*Objective 1*
Answer these questions using the reader comments:
(a) What was the writer in charge of at the place loosely called a commune?
(b) At least how many of the women the writer worked with had been raped?
(c) What did the man who wrote the blog post say he would write in the future?
*Objective 2*
Repeat everything in the reader comments from "You have such" down to "even at all.", word for word.

*Extract to read*
-- Begin --

This is a shocking and powerful poem on a subject that needs to be shouted about. Some years ago I was living in a place that was loosely called a commune. I was in charge of the permaculture garden, and often worked one-to -one with other residents. Some of them shared their most private stories with me. I was horrified to discover that at least three of the women I worked with had – like me – been raped at some point. One of them had suffered a horrifying gang rape and only told one other living soul – a close relative who died unexpectedly, less than two weeks later. She couldn’t ride herself of the idea that she had killed her. I tried to get all three women to agree to go public with their stories. None of them would do it – they were too ashamed. I still think it would have been liberating – for them and for others who had suffered similarly.
That’s the worst thing – the shame. Deep down you believe that you must have done something to deserve it – especially if it has happened to you more than once. But if you talk about it, the shame eventually goes away.
You have such a powerful voice. People would be foolish not to listen.
I’ve been deeply bothered by a blog post that was written by a man that was a poem that he said was inspired by trying to write what it felt like to rape someone. Sick fucker. I blocked him. Yeah, we don’t write glamorizing rape poetry. I haven’t really been back on wordpress since. He said he’d write more positive poetry in the future. No thanks bud.
Sooooo moving on…this was about as raw and real as it gets.
It needed to be graphic. People need to understand that the word rape is such a small word for pages and pages of horror and sorrow and a lifetime of recovering in tiny tiny steps if even at all.
So thank you for writing this.

-- End --

*Excerpted records*
-- Begin --

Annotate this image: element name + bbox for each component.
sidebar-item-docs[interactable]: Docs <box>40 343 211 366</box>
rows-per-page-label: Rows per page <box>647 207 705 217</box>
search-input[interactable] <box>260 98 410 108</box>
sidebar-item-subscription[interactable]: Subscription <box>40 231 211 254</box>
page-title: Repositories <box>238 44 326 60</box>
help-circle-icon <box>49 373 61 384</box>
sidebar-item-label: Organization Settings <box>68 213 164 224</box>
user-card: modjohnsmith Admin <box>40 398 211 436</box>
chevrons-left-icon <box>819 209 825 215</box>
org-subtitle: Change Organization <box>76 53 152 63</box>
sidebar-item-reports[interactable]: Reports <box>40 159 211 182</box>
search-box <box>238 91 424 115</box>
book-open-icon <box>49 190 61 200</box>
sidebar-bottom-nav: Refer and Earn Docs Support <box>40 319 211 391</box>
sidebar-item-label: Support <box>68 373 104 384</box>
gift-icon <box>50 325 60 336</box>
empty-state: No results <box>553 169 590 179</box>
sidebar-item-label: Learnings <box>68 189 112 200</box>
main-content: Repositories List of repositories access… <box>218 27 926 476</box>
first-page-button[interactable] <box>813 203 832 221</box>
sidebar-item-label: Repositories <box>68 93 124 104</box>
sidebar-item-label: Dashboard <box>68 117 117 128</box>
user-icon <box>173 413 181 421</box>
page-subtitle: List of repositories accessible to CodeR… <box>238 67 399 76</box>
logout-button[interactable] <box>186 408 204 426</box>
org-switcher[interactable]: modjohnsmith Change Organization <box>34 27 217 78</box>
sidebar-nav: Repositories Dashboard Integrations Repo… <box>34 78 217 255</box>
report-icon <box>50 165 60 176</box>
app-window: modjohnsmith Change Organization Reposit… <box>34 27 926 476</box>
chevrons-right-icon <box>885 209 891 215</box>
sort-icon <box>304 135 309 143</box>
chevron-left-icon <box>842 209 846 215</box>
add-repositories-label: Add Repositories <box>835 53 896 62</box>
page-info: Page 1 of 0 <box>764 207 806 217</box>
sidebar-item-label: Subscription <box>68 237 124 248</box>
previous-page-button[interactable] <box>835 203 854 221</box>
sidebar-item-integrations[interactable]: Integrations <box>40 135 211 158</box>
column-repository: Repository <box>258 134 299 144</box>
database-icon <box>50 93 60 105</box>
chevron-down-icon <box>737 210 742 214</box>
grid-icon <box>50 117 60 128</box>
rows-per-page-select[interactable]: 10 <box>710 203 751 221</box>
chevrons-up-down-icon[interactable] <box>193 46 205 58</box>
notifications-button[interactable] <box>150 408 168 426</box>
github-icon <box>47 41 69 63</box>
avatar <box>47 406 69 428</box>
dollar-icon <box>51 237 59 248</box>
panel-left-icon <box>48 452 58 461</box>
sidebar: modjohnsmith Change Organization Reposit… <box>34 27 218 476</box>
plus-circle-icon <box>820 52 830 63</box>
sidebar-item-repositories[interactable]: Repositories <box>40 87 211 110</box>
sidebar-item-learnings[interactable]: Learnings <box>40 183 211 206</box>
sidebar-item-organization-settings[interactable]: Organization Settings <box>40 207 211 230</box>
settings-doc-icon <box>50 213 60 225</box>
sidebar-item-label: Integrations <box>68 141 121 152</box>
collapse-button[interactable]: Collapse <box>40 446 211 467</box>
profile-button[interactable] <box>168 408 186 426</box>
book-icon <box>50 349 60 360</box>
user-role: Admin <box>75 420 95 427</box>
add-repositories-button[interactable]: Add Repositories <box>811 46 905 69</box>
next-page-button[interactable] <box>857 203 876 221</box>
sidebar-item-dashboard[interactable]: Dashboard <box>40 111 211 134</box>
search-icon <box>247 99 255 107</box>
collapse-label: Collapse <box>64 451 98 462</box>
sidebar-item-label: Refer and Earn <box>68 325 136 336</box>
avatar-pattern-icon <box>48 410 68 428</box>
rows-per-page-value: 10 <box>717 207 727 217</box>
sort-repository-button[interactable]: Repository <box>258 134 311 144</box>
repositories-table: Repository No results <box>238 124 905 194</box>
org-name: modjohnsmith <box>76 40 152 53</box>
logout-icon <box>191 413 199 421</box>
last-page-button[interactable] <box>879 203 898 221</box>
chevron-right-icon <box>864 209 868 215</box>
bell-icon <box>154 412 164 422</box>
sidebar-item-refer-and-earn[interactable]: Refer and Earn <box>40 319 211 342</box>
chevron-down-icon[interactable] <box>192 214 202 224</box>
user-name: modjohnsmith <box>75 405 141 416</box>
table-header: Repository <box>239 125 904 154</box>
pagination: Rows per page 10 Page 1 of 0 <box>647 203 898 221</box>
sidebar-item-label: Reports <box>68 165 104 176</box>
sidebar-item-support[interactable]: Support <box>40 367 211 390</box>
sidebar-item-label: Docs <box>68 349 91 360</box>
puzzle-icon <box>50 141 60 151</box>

-- End --

*Written response 1*
(a) The permaculture garden.
(b) At least three.
(c) More positive poetry.

*Written response 2*
You have such a powerful voice. People would be foolish not to listen.
I’ve been deeply bothered by a blog post that was written by a man that was a poem that he said was inspired by trying to write what it felt like to rape someone. Sick fucker. I blocked him. Yeah, we don’t write glamorizing rape poetry. I haven’t really been back on wordpress since. He said he’d write more positive poetry in the future. No thanks bud.
Sooooo moving on…this was about as raw and real as it gets.
It needed to be graphic. People need to understand that the word rape is such a small word for pages and pages of horror and sorrow and a lifetime of recovering in tiny tiny steps if even at all.